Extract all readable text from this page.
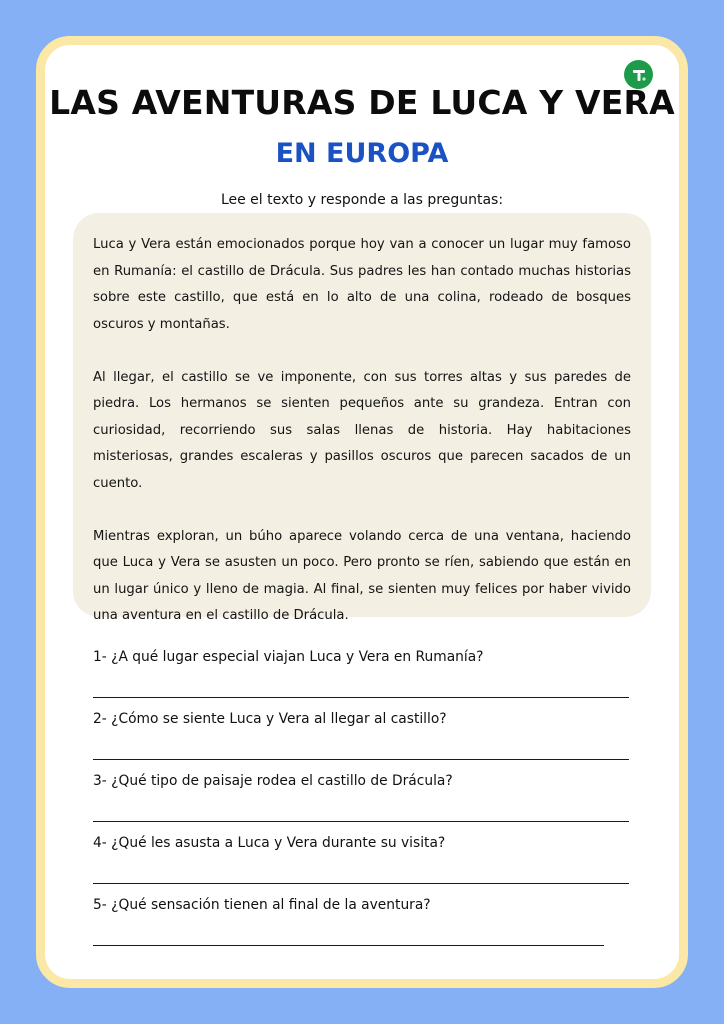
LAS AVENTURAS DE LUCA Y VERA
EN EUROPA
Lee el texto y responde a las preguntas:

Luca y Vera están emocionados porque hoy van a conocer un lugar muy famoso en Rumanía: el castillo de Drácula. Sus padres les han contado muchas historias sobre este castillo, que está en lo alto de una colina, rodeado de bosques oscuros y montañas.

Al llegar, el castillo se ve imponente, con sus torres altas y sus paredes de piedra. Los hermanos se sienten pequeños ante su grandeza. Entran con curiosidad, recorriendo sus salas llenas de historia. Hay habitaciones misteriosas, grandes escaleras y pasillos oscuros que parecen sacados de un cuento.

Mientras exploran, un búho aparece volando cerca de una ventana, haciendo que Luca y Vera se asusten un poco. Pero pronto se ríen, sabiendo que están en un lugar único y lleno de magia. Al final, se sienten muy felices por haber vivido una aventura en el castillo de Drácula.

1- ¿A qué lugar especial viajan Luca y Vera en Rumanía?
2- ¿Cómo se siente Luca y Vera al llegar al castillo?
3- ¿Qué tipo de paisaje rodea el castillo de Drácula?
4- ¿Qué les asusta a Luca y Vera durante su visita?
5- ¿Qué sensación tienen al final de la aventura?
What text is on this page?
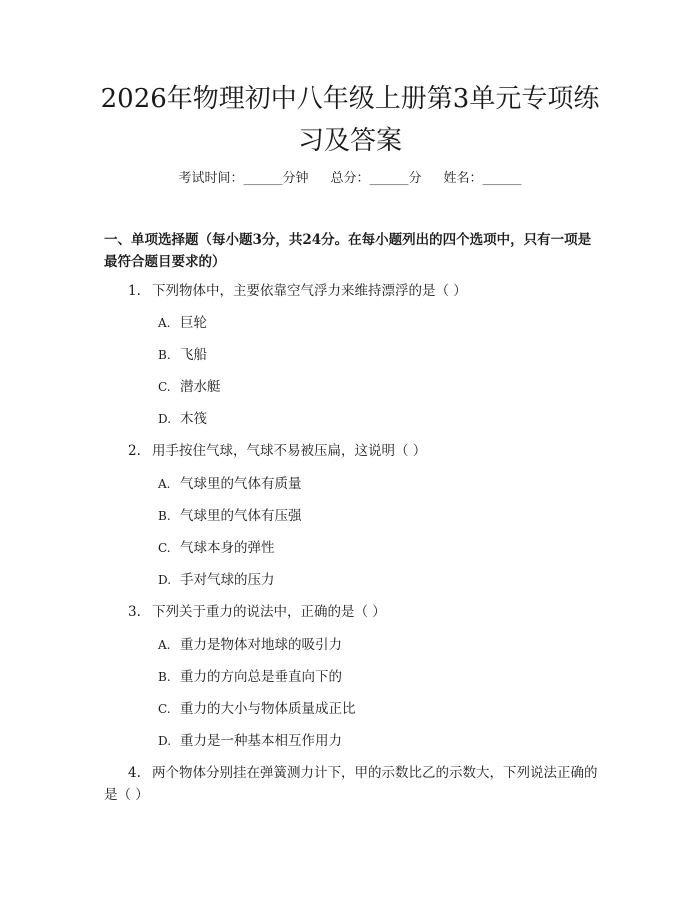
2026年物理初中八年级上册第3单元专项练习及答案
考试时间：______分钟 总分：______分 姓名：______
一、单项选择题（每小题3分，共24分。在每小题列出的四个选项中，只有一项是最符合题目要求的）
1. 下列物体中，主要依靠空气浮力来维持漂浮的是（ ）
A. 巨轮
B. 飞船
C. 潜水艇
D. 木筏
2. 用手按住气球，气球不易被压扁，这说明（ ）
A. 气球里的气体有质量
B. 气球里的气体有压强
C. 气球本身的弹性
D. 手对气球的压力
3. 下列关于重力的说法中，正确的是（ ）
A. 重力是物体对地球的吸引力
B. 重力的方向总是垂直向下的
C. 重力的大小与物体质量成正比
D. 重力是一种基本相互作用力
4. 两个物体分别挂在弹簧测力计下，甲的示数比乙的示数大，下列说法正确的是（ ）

☆ ☆ ☆ ☆

■ Task prompt: Each line from the one bearing "What text is on this page?" through the final line of the records is to be copied exactly, and no pictures are to be included.

■ Finished answer:
What text is on this page?
2026年物理初中八年级上册第3单元专项练习及答案
考试时间：______分钟 总分：______分 姓名：______
一、单项选择题（每小题3分，共24分。在每小题列出的四个选项中，只有一项是最符合题目要求的）
1. 下列物体中，主要依靠空气浮力来维持漂浮的是（ ）
A. 巨轮
B. 飞船
C. 潜水艇
D. 木筏
2. 用手按住气球，气球不易被压扁，这说明（ ）
A. 气球里的气体有质量
B. 气球里的气体有压强
C. 气球本身的弹性
D. 手对气球的压力
3. 下列关于重力的说法中，正确的是（ ）
A. 重力是物体对地球的吸引力
B. 重力的方向总是垂直向下的
C. 重力的大小与物体质量成正比
D. 重力是一种基本相互作用力
4. 两个物体分别挂在弹簧测力计下，甲的示数比乙的示数大，下列说法正确的是（ ）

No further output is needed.